### What is required
Identify each line below containing the string "Достигнутые" and copy it.

### Records for processing
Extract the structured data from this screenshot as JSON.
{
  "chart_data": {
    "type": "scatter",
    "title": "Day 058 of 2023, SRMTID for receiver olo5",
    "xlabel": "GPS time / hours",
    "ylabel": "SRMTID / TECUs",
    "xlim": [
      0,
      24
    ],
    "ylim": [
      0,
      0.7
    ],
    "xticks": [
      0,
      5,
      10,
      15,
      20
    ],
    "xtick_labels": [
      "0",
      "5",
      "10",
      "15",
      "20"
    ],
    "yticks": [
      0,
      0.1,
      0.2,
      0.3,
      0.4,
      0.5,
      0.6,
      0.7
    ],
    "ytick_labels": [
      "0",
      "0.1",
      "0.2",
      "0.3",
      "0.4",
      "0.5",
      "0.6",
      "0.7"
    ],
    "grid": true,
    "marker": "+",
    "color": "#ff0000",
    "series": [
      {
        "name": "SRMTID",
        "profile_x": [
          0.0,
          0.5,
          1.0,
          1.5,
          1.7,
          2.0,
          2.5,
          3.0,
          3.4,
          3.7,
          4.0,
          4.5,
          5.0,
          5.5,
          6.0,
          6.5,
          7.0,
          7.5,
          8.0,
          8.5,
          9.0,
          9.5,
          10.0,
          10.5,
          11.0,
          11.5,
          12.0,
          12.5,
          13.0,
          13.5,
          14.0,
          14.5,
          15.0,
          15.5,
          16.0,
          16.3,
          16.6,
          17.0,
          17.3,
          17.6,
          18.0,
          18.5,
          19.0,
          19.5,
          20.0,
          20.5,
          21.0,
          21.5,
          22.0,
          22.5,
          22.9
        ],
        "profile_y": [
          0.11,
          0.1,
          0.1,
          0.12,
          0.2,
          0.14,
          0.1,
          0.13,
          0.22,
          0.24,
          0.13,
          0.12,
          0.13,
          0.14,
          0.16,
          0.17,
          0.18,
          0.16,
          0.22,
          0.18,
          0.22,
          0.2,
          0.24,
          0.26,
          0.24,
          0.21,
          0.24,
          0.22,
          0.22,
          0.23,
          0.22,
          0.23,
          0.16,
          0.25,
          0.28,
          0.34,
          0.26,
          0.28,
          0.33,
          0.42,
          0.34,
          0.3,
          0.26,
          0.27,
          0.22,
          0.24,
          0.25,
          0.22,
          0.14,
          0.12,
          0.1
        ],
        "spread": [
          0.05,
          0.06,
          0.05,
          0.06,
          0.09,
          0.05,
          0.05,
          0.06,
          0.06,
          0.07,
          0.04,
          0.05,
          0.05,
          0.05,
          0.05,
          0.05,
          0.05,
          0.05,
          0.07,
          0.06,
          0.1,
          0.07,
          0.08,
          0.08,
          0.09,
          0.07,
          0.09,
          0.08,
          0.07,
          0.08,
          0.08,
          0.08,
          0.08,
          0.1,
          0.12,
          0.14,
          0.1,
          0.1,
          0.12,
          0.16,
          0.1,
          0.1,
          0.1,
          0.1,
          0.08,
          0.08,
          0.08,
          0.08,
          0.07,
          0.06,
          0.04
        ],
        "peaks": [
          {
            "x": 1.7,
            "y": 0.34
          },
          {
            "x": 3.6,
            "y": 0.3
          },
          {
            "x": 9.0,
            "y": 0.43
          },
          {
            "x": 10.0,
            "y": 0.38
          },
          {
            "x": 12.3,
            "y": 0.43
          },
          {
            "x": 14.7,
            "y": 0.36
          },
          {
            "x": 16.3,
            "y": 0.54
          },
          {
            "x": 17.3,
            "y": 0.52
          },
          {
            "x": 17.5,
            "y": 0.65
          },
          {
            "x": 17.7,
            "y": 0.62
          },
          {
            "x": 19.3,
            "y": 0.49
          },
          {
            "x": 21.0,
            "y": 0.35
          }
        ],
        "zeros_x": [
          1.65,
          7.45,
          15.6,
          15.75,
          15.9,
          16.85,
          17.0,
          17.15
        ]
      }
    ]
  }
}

---

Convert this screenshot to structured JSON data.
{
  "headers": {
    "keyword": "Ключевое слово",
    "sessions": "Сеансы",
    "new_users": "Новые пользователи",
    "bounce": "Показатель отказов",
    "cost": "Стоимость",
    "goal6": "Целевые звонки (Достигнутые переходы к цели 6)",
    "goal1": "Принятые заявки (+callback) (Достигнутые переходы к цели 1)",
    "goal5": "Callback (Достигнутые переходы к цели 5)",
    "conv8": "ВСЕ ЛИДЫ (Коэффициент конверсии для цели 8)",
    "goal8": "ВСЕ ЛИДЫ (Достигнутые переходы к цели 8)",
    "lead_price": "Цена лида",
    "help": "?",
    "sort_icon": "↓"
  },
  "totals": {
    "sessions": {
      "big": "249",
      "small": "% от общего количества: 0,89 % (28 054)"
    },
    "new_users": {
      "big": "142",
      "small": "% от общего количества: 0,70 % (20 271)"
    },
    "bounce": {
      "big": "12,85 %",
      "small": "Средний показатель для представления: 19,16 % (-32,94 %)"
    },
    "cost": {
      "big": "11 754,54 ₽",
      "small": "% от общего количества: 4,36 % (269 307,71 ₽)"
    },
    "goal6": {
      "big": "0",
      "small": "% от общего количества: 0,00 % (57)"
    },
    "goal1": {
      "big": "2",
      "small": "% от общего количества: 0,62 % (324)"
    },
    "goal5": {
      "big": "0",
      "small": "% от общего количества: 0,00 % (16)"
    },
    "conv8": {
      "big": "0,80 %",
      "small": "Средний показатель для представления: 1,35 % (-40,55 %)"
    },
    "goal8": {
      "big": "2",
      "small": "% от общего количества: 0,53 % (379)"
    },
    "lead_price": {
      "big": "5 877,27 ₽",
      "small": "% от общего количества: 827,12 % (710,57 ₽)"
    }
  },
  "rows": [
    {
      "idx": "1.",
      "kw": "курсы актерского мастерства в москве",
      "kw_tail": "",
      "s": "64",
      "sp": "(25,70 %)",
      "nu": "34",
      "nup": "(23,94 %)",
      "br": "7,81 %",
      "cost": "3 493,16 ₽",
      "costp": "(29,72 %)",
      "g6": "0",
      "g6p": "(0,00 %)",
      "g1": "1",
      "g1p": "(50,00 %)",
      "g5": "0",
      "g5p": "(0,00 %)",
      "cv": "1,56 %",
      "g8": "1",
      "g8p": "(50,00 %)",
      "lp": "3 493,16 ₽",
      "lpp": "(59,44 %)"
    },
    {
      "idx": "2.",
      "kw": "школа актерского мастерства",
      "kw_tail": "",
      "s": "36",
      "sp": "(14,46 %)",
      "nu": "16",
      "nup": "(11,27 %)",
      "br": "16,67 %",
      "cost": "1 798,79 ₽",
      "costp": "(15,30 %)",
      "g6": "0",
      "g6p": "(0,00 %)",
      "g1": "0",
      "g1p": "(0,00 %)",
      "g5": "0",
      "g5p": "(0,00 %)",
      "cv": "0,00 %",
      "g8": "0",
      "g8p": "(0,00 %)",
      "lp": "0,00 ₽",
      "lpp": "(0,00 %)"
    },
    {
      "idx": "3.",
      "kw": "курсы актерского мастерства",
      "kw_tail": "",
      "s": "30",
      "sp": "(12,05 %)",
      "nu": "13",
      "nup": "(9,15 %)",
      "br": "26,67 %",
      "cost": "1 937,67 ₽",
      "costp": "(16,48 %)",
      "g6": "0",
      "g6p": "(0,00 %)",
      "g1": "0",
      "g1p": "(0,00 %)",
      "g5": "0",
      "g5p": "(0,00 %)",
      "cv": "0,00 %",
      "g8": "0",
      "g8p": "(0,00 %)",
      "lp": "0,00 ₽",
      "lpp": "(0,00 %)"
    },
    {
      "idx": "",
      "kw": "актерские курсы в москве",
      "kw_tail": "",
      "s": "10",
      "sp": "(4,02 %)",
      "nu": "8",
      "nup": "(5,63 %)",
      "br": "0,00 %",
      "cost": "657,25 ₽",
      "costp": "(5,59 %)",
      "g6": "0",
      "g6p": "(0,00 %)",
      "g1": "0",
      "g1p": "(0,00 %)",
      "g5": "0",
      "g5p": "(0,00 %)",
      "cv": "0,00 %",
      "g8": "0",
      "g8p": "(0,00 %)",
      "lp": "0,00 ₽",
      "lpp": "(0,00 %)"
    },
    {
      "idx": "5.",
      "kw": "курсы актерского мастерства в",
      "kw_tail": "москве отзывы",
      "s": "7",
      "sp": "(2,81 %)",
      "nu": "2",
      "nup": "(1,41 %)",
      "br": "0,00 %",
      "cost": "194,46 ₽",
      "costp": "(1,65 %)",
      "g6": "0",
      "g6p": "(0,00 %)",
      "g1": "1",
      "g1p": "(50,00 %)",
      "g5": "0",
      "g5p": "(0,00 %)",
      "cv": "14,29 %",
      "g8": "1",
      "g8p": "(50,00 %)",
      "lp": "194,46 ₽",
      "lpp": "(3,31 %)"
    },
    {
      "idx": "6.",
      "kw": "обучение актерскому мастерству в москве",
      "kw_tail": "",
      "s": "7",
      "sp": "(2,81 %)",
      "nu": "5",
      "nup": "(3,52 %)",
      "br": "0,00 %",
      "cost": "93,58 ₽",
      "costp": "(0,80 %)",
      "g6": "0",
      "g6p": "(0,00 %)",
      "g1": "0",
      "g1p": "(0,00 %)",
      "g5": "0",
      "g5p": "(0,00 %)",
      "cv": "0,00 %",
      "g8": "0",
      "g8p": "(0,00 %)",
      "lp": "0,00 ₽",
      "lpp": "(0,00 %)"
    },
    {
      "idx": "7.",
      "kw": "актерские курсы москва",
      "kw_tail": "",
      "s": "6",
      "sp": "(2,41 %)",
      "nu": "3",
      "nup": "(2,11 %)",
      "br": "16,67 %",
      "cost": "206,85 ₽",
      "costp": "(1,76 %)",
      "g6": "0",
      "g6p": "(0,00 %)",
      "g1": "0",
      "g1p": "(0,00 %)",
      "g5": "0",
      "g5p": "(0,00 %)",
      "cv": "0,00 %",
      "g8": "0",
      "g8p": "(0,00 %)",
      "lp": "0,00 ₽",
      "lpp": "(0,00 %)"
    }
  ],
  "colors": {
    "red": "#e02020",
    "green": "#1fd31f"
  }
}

--

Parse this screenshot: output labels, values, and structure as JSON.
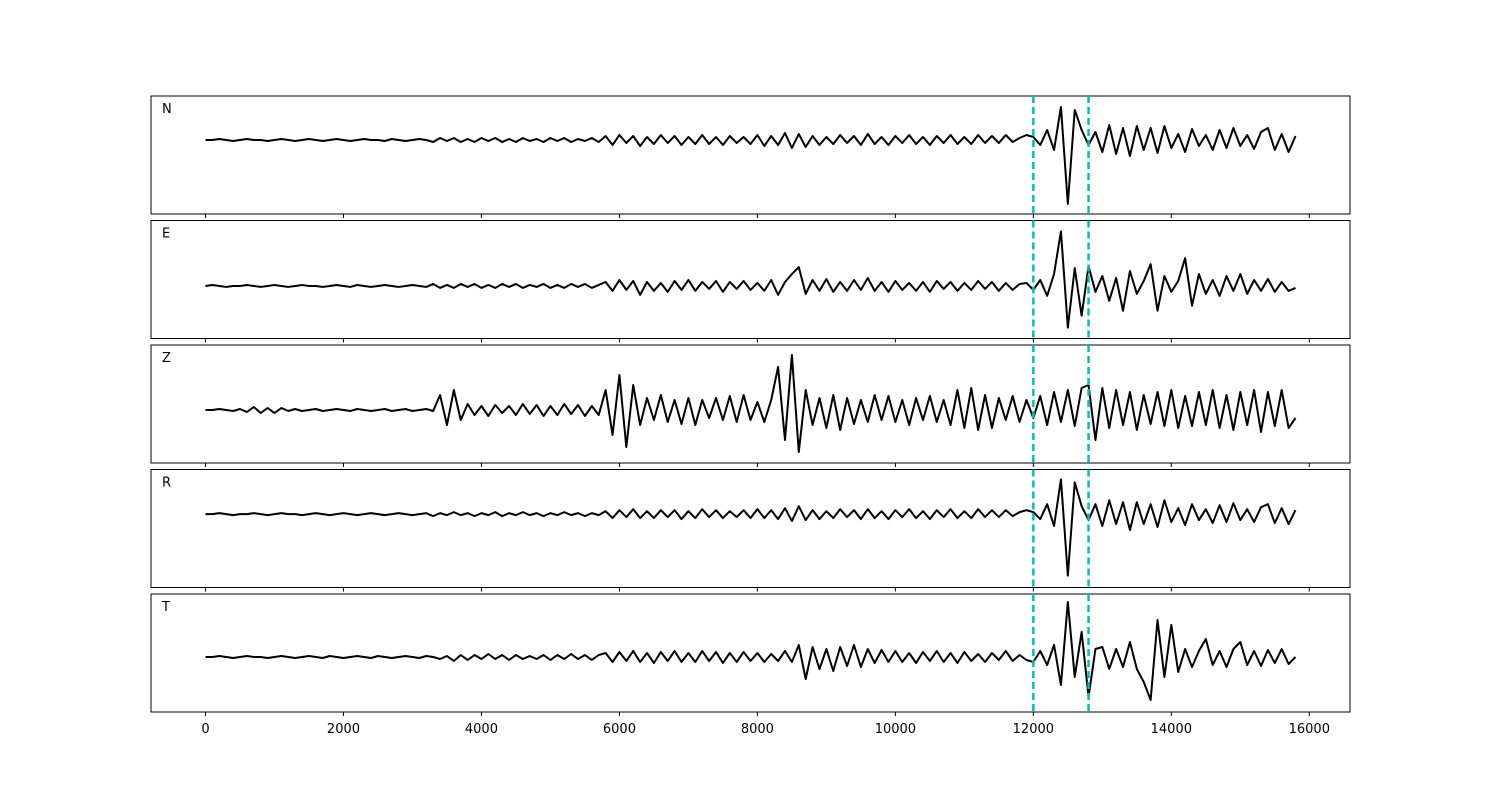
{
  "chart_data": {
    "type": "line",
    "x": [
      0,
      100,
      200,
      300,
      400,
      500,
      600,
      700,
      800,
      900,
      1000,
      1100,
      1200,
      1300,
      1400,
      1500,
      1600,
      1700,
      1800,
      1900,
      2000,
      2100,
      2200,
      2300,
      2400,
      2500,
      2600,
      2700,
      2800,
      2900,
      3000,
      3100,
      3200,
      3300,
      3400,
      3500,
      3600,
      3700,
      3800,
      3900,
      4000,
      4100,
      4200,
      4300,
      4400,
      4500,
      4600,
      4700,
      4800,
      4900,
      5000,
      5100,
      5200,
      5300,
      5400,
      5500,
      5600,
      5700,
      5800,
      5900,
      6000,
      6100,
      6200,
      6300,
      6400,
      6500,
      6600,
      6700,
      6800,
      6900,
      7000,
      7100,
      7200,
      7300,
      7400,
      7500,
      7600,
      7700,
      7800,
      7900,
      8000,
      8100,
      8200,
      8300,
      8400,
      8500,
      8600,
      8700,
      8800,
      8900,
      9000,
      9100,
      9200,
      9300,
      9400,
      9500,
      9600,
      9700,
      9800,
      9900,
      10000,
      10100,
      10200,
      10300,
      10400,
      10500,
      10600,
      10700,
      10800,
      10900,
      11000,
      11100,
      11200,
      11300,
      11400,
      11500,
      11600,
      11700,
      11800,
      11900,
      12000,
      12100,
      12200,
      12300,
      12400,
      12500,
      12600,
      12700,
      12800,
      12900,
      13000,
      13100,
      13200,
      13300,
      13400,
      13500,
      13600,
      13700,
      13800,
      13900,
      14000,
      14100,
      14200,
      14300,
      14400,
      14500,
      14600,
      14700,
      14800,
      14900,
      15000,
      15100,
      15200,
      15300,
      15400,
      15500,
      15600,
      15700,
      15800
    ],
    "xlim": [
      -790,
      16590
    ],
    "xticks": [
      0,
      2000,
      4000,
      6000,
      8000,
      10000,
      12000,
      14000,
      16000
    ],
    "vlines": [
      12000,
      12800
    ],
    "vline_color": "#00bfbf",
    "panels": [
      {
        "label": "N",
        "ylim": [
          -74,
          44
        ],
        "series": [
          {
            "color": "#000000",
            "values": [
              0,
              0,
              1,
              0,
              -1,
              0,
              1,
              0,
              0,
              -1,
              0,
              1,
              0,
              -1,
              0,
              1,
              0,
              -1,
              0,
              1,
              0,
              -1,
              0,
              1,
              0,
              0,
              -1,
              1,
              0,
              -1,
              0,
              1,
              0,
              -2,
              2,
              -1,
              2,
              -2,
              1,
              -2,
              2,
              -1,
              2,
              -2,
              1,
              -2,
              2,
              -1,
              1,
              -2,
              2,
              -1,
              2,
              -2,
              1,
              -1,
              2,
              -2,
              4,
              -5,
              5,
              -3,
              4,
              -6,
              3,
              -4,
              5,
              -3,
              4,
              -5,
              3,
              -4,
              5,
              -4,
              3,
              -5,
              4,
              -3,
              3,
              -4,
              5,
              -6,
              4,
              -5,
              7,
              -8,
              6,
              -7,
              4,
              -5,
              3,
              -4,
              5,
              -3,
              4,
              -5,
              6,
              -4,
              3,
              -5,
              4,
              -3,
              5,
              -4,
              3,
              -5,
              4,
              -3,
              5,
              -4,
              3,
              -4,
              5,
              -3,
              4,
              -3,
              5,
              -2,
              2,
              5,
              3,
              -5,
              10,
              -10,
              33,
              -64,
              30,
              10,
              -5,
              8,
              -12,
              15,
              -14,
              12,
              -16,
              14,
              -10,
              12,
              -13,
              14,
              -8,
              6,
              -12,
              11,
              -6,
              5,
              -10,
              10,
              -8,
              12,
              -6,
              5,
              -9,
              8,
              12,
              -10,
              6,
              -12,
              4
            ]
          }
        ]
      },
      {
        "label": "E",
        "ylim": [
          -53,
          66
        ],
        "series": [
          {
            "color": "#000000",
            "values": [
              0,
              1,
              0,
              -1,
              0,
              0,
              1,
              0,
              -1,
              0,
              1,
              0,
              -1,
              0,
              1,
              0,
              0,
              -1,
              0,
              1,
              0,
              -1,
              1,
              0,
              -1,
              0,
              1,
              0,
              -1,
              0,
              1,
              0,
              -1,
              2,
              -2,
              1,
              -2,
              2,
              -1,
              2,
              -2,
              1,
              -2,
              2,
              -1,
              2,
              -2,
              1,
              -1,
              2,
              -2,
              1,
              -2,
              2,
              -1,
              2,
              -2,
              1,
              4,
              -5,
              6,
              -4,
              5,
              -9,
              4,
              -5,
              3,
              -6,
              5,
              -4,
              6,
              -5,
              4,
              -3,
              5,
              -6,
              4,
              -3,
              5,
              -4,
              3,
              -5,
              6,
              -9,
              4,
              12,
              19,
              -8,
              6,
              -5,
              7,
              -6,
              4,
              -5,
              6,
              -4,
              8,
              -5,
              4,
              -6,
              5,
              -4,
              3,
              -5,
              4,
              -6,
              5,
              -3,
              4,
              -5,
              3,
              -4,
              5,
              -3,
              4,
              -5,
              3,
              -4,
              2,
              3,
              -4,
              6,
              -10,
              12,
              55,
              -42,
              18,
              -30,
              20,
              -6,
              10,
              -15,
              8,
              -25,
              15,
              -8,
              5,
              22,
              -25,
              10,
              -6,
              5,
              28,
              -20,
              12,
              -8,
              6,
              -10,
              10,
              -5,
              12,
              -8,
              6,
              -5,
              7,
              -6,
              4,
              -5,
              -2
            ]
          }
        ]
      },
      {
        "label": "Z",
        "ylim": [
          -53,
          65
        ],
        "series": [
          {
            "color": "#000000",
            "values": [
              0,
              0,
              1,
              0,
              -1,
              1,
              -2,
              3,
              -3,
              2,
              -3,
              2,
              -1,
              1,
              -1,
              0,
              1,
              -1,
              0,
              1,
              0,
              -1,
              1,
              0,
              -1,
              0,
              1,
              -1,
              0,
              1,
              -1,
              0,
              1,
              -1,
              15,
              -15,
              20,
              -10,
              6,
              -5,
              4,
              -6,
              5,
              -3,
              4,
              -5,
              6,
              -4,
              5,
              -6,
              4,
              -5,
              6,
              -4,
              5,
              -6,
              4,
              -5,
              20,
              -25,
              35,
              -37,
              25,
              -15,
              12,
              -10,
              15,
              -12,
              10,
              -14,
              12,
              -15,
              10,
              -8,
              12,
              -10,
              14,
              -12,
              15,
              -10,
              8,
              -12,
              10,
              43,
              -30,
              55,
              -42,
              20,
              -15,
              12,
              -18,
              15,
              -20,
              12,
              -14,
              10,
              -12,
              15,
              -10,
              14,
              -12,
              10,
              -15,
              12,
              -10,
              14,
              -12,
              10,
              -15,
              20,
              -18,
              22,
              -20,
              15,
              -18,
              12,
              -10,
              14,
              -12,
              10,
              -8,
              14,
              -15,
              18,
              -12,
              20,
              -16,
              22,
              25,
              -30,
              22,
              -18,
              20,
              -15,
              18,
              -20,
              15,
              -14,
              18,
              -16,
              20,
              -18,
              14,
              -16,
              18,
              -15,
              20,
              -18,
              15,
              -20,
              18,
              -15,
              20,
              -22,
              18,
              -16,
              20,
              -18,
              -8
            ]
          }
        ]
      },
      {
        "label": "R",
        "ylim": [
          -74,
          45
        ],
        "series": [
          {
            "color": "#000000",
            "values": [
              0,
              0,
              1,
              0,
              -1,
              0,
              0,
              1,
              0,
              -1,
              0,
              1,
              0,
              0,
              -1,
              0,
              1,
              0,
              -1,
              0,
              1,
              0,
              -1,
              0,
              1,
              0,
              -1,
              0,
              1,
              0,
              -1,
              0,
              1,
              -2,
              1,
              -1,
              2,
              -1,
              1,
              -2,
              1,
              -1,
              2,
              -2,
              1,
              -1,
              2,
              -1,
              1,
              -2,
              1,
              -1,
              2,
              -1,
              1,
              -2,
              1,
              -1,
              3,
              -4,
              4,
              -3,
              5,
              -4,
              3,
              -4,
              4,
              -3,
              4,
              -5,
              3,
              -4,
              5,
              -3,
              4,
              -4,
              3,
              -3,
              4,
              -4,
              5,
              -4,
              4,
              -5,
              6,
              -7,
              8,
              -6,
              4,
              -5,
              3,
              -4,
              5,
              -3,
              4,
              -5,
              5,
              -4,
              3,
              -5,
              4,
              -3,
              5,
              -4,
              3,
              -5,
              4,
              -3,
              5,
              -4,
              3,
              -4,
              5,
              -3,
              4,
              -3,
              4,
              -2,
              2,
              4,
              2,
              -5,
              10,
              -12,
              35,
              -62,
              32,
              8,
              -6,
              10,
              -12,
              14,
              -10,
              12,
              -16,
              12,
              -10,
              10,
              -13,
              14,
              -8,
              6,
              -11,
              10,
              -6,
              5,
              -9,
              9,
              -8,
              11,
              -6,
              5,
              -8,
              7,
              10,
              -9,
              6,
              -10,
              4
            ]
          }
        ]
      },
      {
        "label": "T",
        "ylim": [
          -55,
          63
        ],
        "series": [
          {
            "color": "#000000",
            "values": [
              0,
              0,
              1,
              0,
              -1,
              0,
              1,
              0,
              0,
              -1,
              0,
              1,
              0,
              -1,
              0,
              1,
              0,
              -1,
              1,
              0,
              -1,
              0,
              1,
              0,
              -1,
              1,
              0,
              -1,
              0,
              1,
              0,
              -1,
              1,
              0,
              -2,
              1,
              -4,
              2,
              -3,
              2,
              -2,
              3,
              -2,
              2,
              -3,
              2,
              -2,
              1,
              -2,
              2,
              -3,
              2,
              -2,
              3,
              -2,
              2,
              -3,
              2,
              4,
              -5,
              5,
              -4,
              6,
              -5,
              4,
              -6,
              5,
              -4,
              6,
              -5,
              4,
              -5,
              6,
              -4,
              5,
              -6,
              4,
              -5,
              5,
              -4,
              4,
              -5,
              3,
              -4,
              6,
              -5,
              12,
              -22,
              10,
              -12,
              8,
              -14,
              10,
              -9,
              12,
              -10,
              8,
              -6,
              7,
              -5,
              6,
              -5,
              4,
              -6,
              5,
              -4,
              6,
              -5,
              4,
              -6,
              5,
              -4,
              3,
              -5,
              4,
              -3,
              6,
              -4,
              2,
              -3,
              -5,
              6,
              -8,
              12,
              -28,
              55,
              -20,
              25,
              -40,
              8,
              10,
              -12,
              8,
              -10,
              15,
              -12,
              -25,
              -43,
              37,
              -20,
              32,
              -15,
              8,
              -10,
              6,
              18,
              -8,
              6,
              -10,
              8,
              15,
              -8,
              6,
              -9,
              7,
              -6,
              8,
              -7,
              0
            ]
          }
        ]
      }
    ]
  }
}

### The solution
    "goal6": "Целевые звонки (Достигнутые переходы к цели 6)",
    "goal1": "Принятые заявки (+callback) (Достигнутые переходы к цели 1)",
    "goal5": "Callback (Достигнутые переходы к цели 5)",
    "goal8": "ВСЕ ЛИДЫ (Достигнутые переходы к цели 8)",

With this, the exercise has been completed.